**Given data:**
+++

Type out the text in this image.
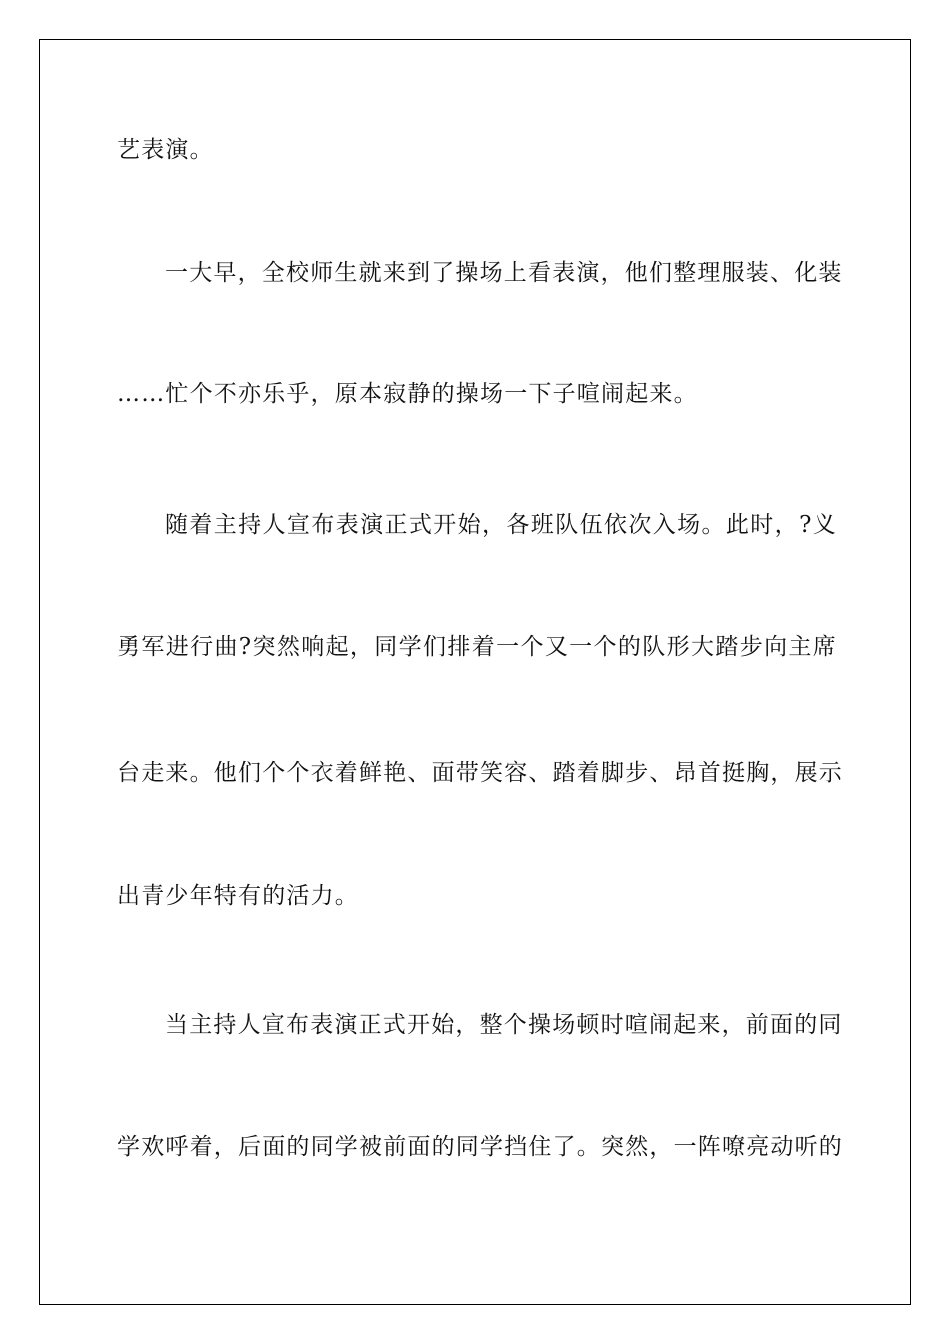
艺表演。
一大早，全校师生就来到了操场上看表演，他们整理服装、化装
……忙个不亦乐乎，原本寂静的操场一下子喧闹起来。
随着主持人宣布表演正式开始，各班队伍依次入场。此时，?义
勇军进行曲?突然响起，同学们排着一个又一个的队形大踏步向主席
台走来。他们个个衣着鲜艳、面带笑容、踏着脚步、昂首挺胸，展示
出青少年特有的活力。
当主持人宣布表演正式开始，整个操场顿时喧闹起来，前面的同
学欢呼着，后面的同学被前面的同学挡住了。突然，一阵嘹亮动听的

+++

**Stated exercise:**
Transcribe the listing above verbatim. Omit the pictures.

**Problem solution:**
Type out the text in this image.
艺表演。
一大早，全校师生就来到了操场上看表演，他们整理服装、化装
……忙个不亦乐乎，原本寂静的操场一下子喧闹起来。
随着主持人宣布表演正式开始，各班队伍依次入场。此时，?义
勇军进行曲?突然响起，同学们排着一个又一个的队形大踏步向主席
台走来。他们个个衣着鲜艳、面带笑容、踏着脚步、昂首挺胸，展示
出青少年特有的活力。
当主持人宣布表演正式开始，整个操场顿时喧闹起来，前面的同
学欢呼着，后面的同学被前面的同学挡住了。突然，一阵嘹亮动听的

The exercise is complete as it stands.